Word for word, restate every line of the listing that follows.

====== SOURCE RECORDS

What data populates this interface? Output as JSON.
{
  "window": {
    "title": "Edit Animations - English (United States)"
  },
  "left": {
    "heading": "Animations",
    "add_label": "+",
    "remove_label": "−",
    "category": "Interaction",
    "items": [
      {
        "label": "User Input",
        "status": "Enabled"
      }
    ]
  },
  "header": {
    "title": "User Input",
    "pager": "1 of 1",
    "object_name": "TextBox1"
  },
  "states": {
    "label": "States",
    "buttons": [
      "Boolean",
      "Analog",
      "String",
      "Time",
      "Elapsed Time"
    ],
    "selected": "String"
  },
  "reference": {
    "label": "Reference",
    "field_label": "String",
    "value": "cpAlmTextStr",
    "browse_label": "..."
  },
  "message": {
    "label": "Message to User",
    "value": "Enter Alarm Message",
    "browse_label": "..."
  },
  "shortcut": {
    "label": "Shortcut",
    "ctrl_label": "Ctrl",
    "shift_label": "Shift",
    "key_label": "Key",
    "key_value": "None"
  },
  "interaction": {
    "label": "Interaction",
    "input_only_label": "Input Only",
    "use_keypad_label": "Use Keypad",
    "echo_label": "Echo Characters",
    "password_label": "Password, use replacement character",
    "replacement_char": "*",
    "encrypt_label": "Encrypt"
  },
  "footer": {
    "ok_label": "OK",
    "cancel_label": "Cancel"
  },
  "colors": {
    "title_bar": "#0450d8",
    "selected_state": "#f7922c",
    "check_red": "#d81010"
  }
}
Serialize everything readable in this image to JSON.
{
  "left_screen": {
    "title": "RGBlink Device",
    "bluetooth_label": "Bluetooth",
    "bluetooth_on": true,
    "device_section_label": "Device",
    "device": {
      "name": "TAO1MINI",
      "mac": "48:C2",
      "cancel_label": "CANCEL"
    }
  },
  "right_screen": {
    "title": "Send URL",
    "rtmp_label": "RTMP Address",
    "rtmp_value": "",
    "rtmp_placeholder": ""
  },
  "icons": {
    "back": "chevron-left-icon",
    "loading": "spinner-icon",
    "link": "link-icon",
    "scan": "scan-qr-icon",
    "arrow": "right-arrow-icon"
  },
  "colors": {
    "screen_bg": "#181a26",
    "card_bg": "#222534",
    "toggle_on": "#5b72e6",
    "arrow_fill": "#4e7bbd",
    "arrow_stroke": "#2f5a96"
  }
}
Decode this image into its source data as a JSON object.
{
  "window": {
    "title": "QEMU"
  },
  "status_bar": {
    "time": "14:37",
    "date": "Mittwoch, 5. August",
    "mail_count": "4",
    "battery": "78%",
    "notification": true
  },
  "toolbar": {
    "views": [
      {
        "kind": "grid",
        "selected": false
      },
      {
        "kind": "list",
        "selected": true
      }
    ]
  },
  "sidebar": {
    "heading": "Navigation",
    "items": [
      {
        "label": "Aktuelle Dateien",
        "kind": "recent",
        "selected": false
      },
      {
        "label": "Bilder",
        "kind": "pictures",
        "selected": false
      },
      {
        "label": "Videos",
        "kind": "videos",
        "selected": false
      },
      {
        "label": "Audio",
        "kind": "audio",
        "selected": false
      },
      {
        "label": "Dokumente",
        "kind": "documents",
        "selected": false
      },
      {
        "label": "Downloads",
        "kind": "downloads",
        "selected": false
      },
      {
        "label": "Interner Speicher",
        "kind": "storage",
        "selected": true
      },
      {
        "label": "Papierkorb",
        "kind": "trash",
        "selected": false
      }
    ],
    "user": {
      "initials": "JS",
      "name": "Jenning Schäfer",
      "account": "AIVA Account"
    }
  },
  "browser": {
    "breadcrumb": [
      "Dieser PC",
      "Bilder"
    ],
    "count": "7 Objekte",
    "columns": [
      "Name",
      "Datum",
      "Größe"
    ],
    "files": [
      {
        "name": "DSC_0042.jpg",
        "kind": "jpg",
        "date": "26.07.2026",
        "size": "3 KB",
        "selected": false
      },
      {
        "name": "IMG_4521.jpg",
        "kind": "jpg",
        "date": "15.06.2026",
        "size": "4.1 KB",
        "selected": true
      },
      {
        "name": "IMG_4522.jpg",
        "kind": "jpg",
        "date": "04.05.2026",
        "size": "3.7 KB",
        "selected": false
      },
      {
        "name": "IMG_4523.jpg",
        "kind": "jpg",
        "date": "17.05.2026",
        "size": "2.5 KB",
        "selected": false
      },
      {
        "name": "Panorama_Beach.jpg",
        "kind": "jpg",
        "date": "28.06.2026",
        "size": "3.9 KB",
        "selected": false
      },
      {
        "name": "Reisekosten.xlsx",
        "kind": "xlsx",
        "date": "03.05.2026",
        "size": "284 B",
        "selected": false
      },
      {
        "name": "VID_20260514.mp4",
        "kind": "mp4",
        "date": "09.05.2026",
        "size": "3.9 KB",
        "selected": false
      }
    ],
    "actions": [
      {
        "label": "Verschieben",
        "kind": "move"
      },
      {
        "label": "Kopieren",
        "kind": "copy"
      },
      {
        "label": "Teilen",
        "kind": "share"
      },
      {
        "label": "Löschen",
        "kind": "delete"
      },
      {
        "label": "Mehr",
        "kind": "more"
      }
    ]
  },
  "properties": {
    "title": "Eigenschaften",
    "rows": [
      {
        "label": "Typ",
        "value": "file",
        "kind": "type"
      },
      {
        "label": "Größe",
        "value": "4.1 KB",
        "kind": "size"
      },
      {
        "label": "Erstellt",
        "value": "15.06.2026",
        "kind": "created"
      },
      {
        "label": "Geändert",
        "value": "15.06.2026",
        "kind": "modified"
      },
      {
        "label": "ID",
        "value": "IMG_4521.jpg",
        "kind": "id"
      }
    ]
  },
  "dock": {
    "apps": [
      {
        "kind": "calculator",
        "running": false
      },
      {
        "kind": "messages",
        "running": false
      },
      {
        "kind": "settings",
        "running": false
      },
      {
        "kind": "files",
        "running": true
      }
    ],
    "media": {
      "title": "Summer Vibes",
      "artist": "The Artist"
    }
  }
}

============

* RESULT OF THIS EXERCISE *
What data populates this interface? Output as JSON.
{
  "window": {
    "title": "Edit Animations - English (United States)"
  },
  "left": {
    "heading": "Animations",
    "add_label": "+",
    "remove_label": "−",
    "category": "Interaction",
    "items": [
      {
        "label": "User Input",
        "status": "Enabled"
      }
    ]
  },
  "header": {
    "title": "User Input",
    "pager": "1 of 1",
    "object_name": "TextBox1"
  },
  "states": {
    "label": "States",
    "buttons": [
      "Boolean",
      "Analog",
      "String",
      "Time",
      "Elapsed Time"
    ],
    "selected": "String"
  },
  "reference": {
    "label": "Reference",
    "field_label": "String",
    "value": "cpAlmTextStr",
    "browse_label": "..."
  },
  "message": {
    "label": "Message to User",
    "value": "Enter Alarm Message",
    "browse_label": "..."
  },
  "shortcut": {
    "label": "Shortcut",
    "ctrl_label": "Ctrl",
    "shift_label": "Shift",
    "key_label": "Key",
    "key_value": "None"
  },
  "interaction": {
    "label": "Interaction",
    "input_only_label": "Input Only",
    "use_keypad_label": "Use Keypad",
    "echo_label": "Echo Characters",
    "password_label": "Password, use replacement character",
    "replacement_char": "*",
    "encrypt_label": "Encrypt"
  },
  "footer": {
    "ok_label": "OK",
    "cancel_label": "Cancel"
  },
  "colors": {
    "title_bar": "#0450d8",
    "selected_state": "#f7922c",
    "check_red": "#d81010"
  }
}
Serialize everything readable in this image to JSON.
{
  "left_screen": {
    "title": "RGBlink Device",
    "bluetooth_label": "Bluetooth",
    "bluetooth_on": true,
    "device_section_label": "Device",
    "device": {
      "name": "TAO1MINI",
      "mac": "48:C2",
      "cancel_label": "CANCEL"
    }
  },
  "right_screen": {
    "title": "Send URL",
    "rtmp_label": "RTMP Address",
    "rtmp_value": "",
    "rtmp_placeholder": ""
  },
  "icons": {
    "back": "chevron-left-icon",
    "loading": "spinner-icon",
    "link": "link-icon",
    "scan": "scan-qr-icon",
    "arrow": "right-arrow-icon"
  },
  "colors": {
    "screen_bg": "#181a26",
    "card_bg": "#222534",
    "toggle_on": "#5b72e6",
    "arrow_fill": "#4e7bbd",
    "arrow_stroke": "#2f5a96"
  }
}
Decode this image into its source data as a JSON object.
{
  "window": {
    "title": "QEMU"
  },
  "status_bar": {
    "time": "14:37",
    "date": "Mittwoch, 5. August",
    "mail_count": "4",
    "battery": "78%",
    "notification": true
  },
  "toolbar": {
    "views": [
      {
        "kind": "grid",
        "selected": false
      },
      {
        "kind": "list",
        "selected": true
      }
    ]
  },
  "sidebar": {
    "heading": "Navigation",
    "items": [
      {
        "label": "Aktuelle Dateien",
        "kind": "recent",
        "selected": false
      },
      {
        "label": "Bilder",
        "kind": "pictures",
        "selected": false
      },
      {
        "label": "Videos",
        "kind": "videos",
        "selected": false
      },
      {
        "label": "Audio",
        "kind": "audio",
        "selected": false
      },
      {
        "label": "Dokumente",
        "kind": "documents",
        "selected": false
      },
      {
        "label": "Downloads",
        "kind": "downloads",
        "selected": false
      },
      {
        "label": "Interner Speicher",
        "kind": "storage",
        "selected": true
      },
      {
        "label": "Papierkorb",
        "kind": "trash",
        "selected": false
      }
    ],
    "user": {
      "initials": "JS",
      "name": "Jenning Schäfer",
      "account": "AIVA Account"
    }
  },
  "browser": {
    "breadcrumb": [
      "Dieser PC",
      "Bilder"
    ],
    "count": "7 Objekte",
    "columns": [
      "Name",
      "Datum",
      "Größe"
    ],
    "files": [
      {
        "name": "DSC_0042.jpg",
        "kind": "jpg",
        "date": "26.07.2026",
        "size": "3 KB",
        "selected": false
      },
      {
        "name": "IMG_4521.jpg",
        "kind": "jpg",
        "date": "15.06.2026",
        "size": "4.1 KB",
        "selected": true
      },
      {
        "name": "IMG_4522.jpg",
        "kind": "jpg",
        "date": "04.05.2026",
        "size": "3.7 KB",
        "selected": false
      },
      {
        "name": "IMG_4523.jpg",
        "kind": "jpg",
        "date": "17.05.2026",
        "size": "2.5 KB",
        "selected": false
      },
      {
        "name": "Panorama_Beach.jpg",
        "kind": "jpg",
        "date": "28.06.2026",
        "size": "3.9 KB",
        "selected": false
      },
      {
        "name": "Reisekosten.xlsx",
        "kind": "xlsx",
        "date": "03.05.2026",
        "size": "284 B",
        "selected": false
      },
      {
        "name": "VID_20260514.mp4",
        "kind": "mp4",
        "date": "09.05.2026",
        "size": "3.9 KB",
        "selected": false
      }
    ],
    "actions": [
      {
        "label": "Verschieben",
        "kind": "move"
      },
      {
        "label": "Kopieren",
        "kind": "copy"
      },
      {
        "label": "Teilen",
        "kind": "share"
      },
      {
        "label": "Löschen",
        "kind": "delete"
      },
      {
        "label": "Mehr",
        "kind": "more"
      }
    ]
  },
  "properties": {
    "title": "Eigenschaften",
    "rows": [
      {
        "label": "Typ",
        "value": "file",
        "kind": "type"
      },
      {
        "label": "Größe",
        "value": "4.1 KB",
        "kind": "size"
      },
      {
        "label": "Erstellt",
        "value": "15.06.2026",
        "kind": "created"
      },
      {
        "label": "Geändert",
        "value": "15.06.2026",
        "kind": "modified"
      },
      {
        "label": "ID",
        "value": "IMG_4521.jpg",
        "kind": "id"
      }
    ]
  },
  "dock": {
    "apps": [
      {
        "kind": "calculator",
        "running": false
      },
      {
        "kind": "messages",
        "running": false
      },
      {
        "kind": "settings",
        "running": false
      },
      {
        "kind": "files",
        "running": true
      }
    ],
    "media": {
      "title": "Summer Vibes",
      "artist": "The Artist"
    }
  }
}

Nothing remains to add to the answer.